Cette perspective s'inscrivait dans le temps de la révolution industrielle, de la croissance des échanges et du « progrès » ; dans une histoire appréhendée non plus comme destin ou « mission » avec leur connotation religieuse, mais comme raison (Hegel et la Raison dans l'histoire) et praxis (Marx). Pour ce dernier, conditions objectives et subjectives y sont potentiellement présentes car données, mais situées par le développement du capital comme rapport social de production et d'exploitation. À ce développement correspond celui d'une conscience historique spécifique qui relaie sans l'abolir la vision du monde (Weltanschauung) bourgeoise. Une conscience de classe qui fera passer de la condition objective de « classe en soi » à la condition subjective de « classe pour soi ». De la même façon que la bourgeoisie, classe singulière qui ne se voulait pas particulière, car représentant positivement l'intérêt général ou universel, le prolétariat se présente à la fois dans sa spécificité (la classe du travail) tout en ne se voulant pas particulière, négativement cette fois, parce qu'elle ne subirait aucun tort particulier les subissant tous, et qu'elle est toute entière portée vers la suppression de toutes les classes dans le communisme. Un communisme qui ne serait défini autrement que comme le mouvement qui abolit le capital. Nous savons aujourd'hui que ce ne fut pas si simple ; que ce programmatisme prolétarien à prétention révolutionnaire fut battu en brèche au cours de l'histoire et à plusieurs niveaux. Tout d'abord, son immédiatisme de principe fut relativisé dès la Première Internationale (Engels et Marx et la dictature du prolétariat), puis au sein du programme social-démocrate dans la IIe Internationale, avec la séparation entre une première phase inférieure et socialiste et une seconde phase supérieure, communiste (Engels, Kautsky) ; enfin, dans la IIIe Internationale (Lénine et la phase de transition). Le temps révolutionnaire a ainsi été découpé en plusieurs régimes de temporalité sans qu'une synthèse en sorte.
Cette conception d'un communisme, qui ne serait autre que le mouvement qui abolit le capital, n'est plus aujourd'hui défendue qu'au sein des courants théoriques dits « communisateurs » qui, peu ou prou, comprennent le développement du capital comme capital automate et non plus comme rapport social. C'est le retour à une vision structuraliste qui néglige la question de l'État, de l'intervention politique et des forces sociales qu'elles soient classistes ou autres.

# Entrées du corpus
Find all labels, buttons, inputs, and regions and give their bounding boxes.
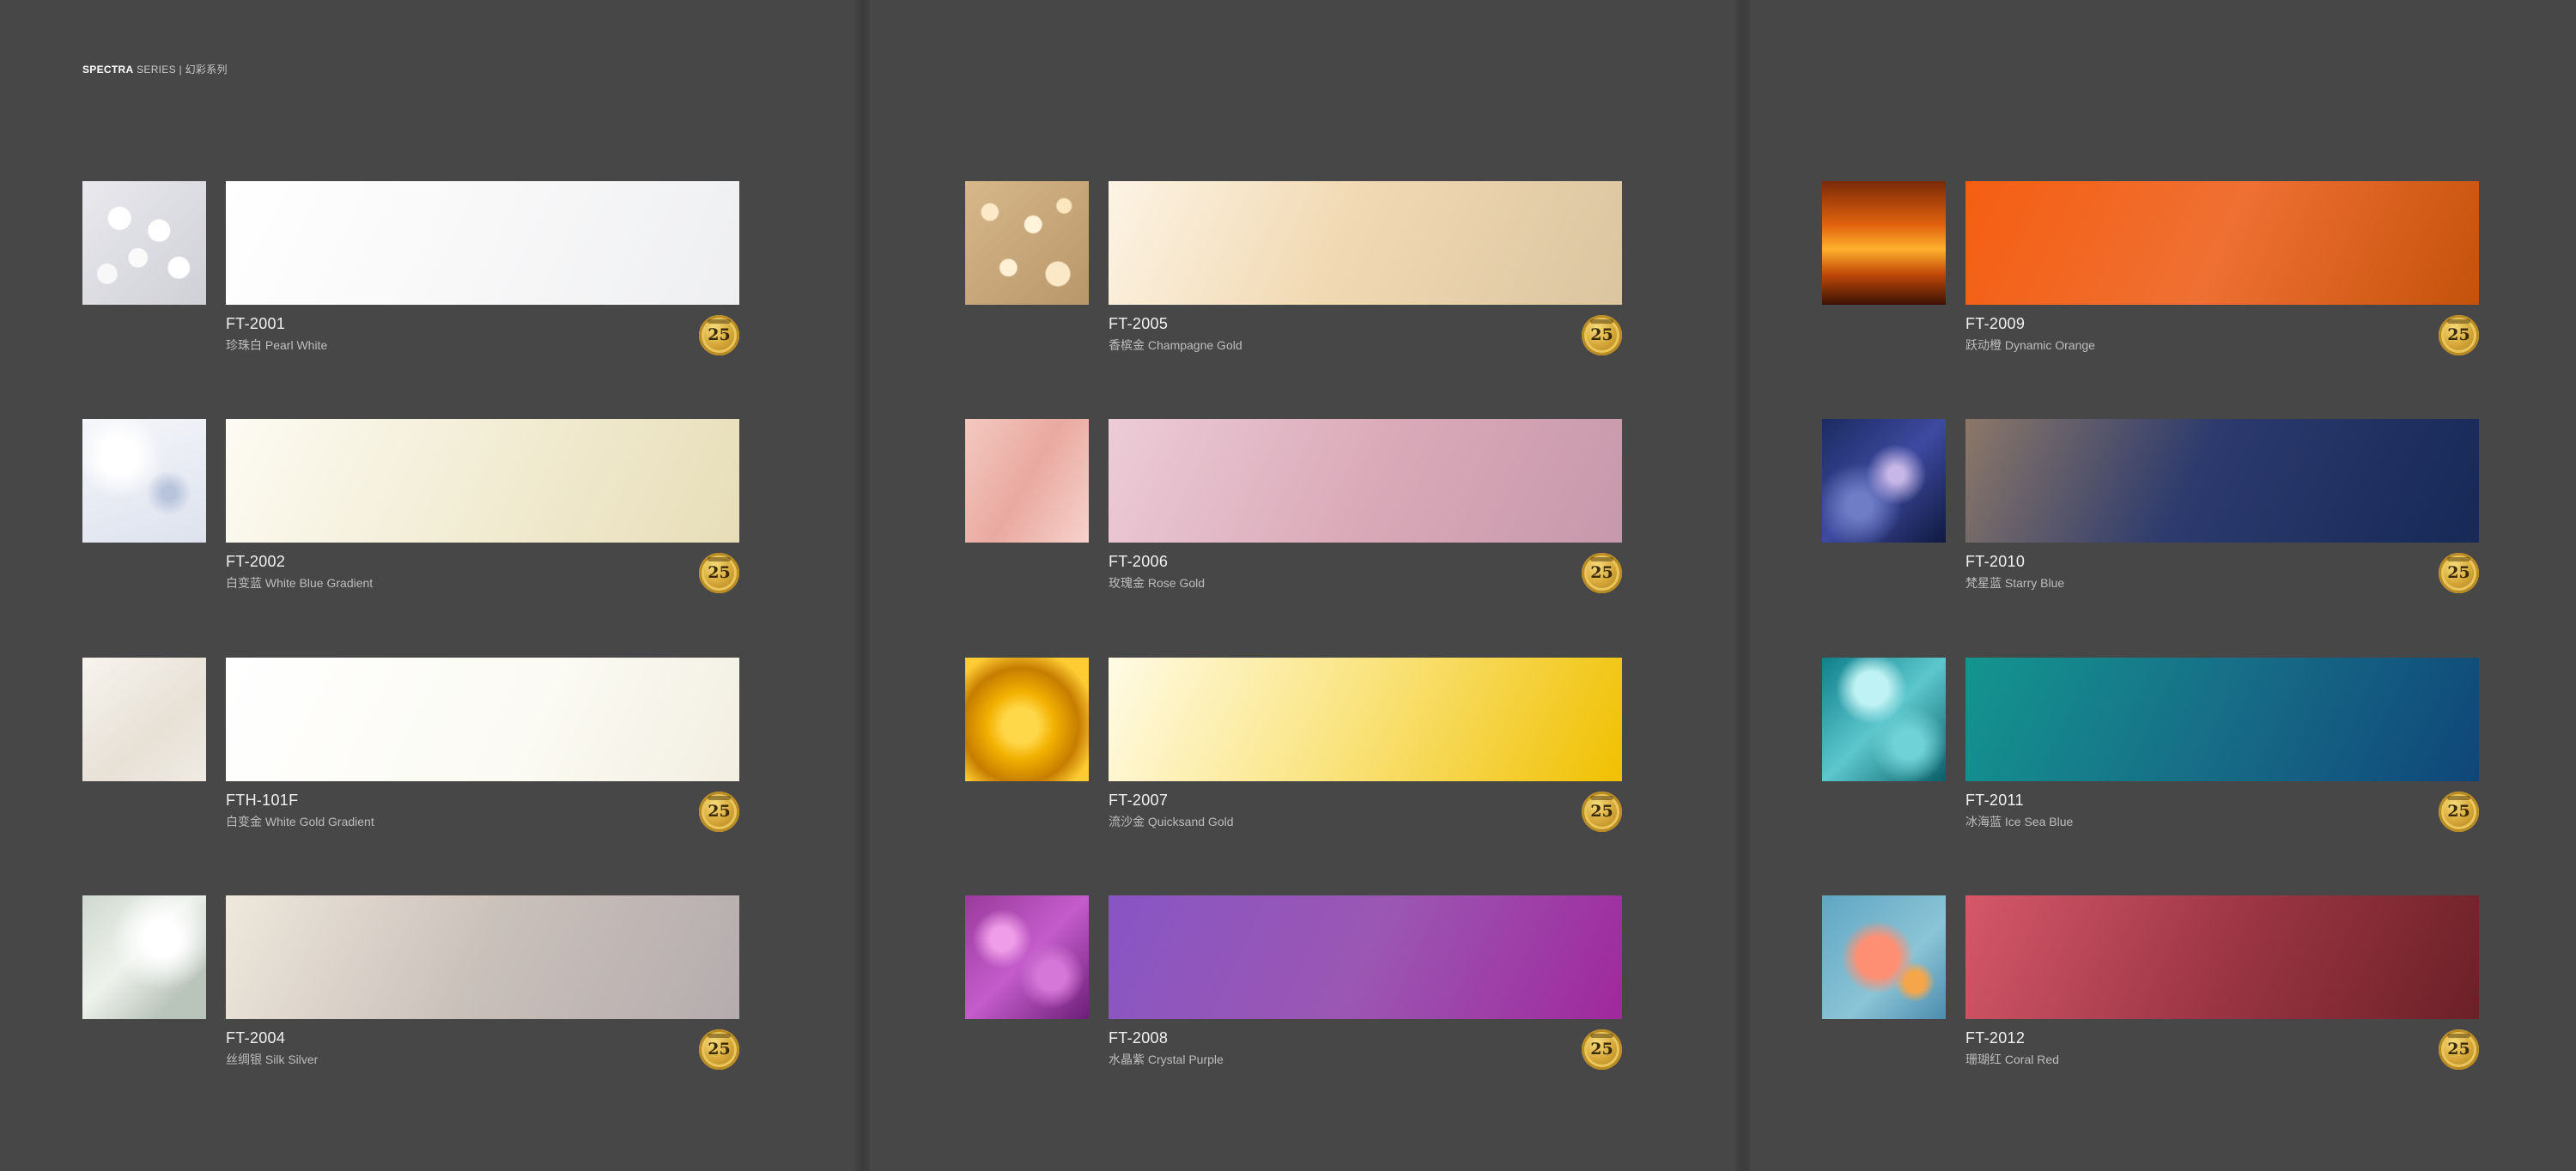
swatch-card-ft-2001: FT-2001 珍珠白 Pearl White 25	[82, 181, 739, 361]
color-code: FT-2007	[1109, 792, 1169, 809]
color-code: FT-2006	[1109, 553, 1169, 570]
anniversary-25-badge-icon: 25	[2439, 315, 2479, 355]
color-name: 白变蓝 White Blue Gradient	[226, 576, 374, 590]
series-subtitle: SERIES | 幻彩系列	[137, 64, 228, 76]
color-gradient-bar	[1109, 181, 1622, 305]
swatch-card-ft-2006: FT-2006 玫瑰金 Rose Gold 25	[965, 419, 1622, 599]
color-name: 珍珠白 Pearl White	[226, 338, 328, 352]
amethyst-texture-image	[965, 895, 1089, 1019]
color-gradient-bar	[1109, 658, 1622, 781]
sunflower-texture-image	[965, 658, 1089, 781]
color-gradient-bar	[226, 181, 739, 305]
color-gradient-bar	[1965, 181, 2479, 305]
cream-texture-image	[82, 658, 206, 781]
color-gradient-bar	[1965, 419, 2479, 543]
anniversary-25-badge-icon: 25	[2439, 1029, 2479, 1070]
swatch-card-ft-2011: FT-2011 冰海蓝 Ice Sea Blue 25	[1822, 658, 2479, 838]
color-gradient-bar	[226, 419, 739, 543]
swatch-card-ft-2008: FT-2008 水晶紫 Crystal Purple 25	[965, 895, 1622, 1076]
color-code: FT-2002	[226, 553, 286, 570]
color-name: 流沙金 Quicksand Gold	[1109, 815, 1234, 828]
color-code: FT-2005	[1109, 315, 1169, 332]
color-code: FT-2004	[226, 1029, 286, 1047]
anniversary-25-badge-icon: 25	[2439, 792, 2479, 832]
color-name: 水晶紫 Crystal Purple	[1109, 1053, 1224, 1066]
color-code: FT-2012	[1965, 1029, 2026, 1047]
color-code: FT-2008	[1109, 1029, 1169, 1047]
color-code: FT-2011	[1965, 792, 2024, 809]
anniversary-25-badge-icon: 25	[699, 1029, 739, 1070]
anniversary-25-badge-icon: 25	[699, 553, 739, 593]
color-gradient-bar	[1109, 419, 1622, 543]
color-name: 丝绸银 Silk Silver	[226, 1053, 319, 1066]
color-gradient-bar	[1109, 895, 1622, 1019]
swatch-card-ft-2010: FT-2010 梵星蓝 Starry Blue 25	[1822, 419, 2479, 599]
swatch-card-ft-2005: FT-2005 香槟金 Champagne Gold 25	[965, 181, 1622, 361]
anniversary-25-badge-icon: 25	[699, 792, 739, 832]
color-code: FT-2009	[1965, 315, 2026, 332]
silk-texture-image	[82, 895, 206, 1019]
swatch-card-ft-2004: FT-2004 丝绸银 Silk Silver 25	[82, 895, 739, 1076]
color-gradient-bar	[1965, 895, 2479, 1019]
swatch-card-fth-101f: FTH-101F 白变金 White Gold Gradient 25	[82, 658, 739, 838]
color-code: FT-2001	[226, 315, 286, 332]
anniversary-25-badge-icon: 25	[1582, 1029, 1622, 1070]
coral-texture-image	[1822, 895, 1946, 1019]
sunset-texture-image	[1822, 181, 1946, 305]
anniversary-25-badge-icon: 25	[699, 315, 739, 355]
swatch-card-ft-2012: FT-2012 珊瑚红 Coral Red 25	[1822, 895, 2479, 1076]
starry-sky-texture-image	[1822, 419, 1946, 543]
color-gradient-bar	[226, 658, 739, 781]
anniversary-25-badge-icon: 25	[1582, 792, 1622, 832]
swatch-card-ft-2007: FT-2007 流沙金 Quicksand Gold 25	[965, 658, 1622, 838]
color-name: 白变金 White Gold Gradient	[226, 815, 374, 828]
series-header: SPECTRA SERIES | 幻彩系列	[82, 62, 228, 76]
rose-petal-texture-image	[965, 419, 1089, 543]
color-name: 冰海蓝 Ice Sea Blue	[1965, 815, 2074, 828]
anniversary-25-badge-icon: 25	[1582, 315, 1622, 355]
color-name: 玫瑰金 Rose Gold	[1109, 576, 1206, 590]
color-name: 珊瑚红 Coral Red	[1965, 1053, 2059, 1066]
snow-texture-image	[82, 419, 206, 543]
color-code: FTH-101F	[226, 792, 299, 809]
color-gradient-bar	[1965, 658, 2479, 781]
color-name: 跃动橙 Dynamic Orange	[1965, 338, 2095, 352]
water-drops-texture-image	[965, 181, 1089, 305]
color-name: 香槟金 Champagne Gold	[1109, 338, 1242, 352]
anniversary-25-badge-icon: 25	[1582, 553, 1622, 593]
pearl-texture-image	[82, 181, 206, 305]
series-brand: SPECTRA	[82, 64, 134, 76]
color-name: 梵星蓝 Starry Blue	[1965, 576, 2065, 590]
color-gradient-bar	[226, 895, 739, 1019]
color-code: FT-2010	[1965, 553, 2026, 570]
ice-water-texture-image	[1822, 658, 1946, 781]
page-fold-divider	[853, 0, 870, 1171]
anniversary-25-badge-icon: 25	[2439, 553, 2479, 593]
swatch-card-ft-2009: FT-2009 跃动橙 Dynamic Orange 25	[1822, 181, 2479, 361]
page-fold-divider	[1733, 0, 1750, 1171]
swatch-card-ft-2002: FT-2002 白变蓝 White Blue Gradient 25	[82, 419, 739, 599]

# Consigne
Recopiez l'extrait sur le communisme en commençant par « Cette conception d'un » et en allant jusqu'à « classistes ou autres. », en échangeant « structuraliste » contre « mécaniste ». La liste n'a aucun rôle à jouer ici.

# Solution rédigée
Cette conception d'un communisme, qui ne serait autre que le mouvement qui abolit le capital, n'est plus aujourd'hui défendue qu'au sein des courants théoriques dits « communisateurs » qui, peu ou prou, comprennent le développement du capital comme capital automate et non plus comme rapport social. C'est le retour à une vision mécaniste qui néglige la question de l'État, de l'intervention politique et des forces sociales qu'elles soient classistes ou autres.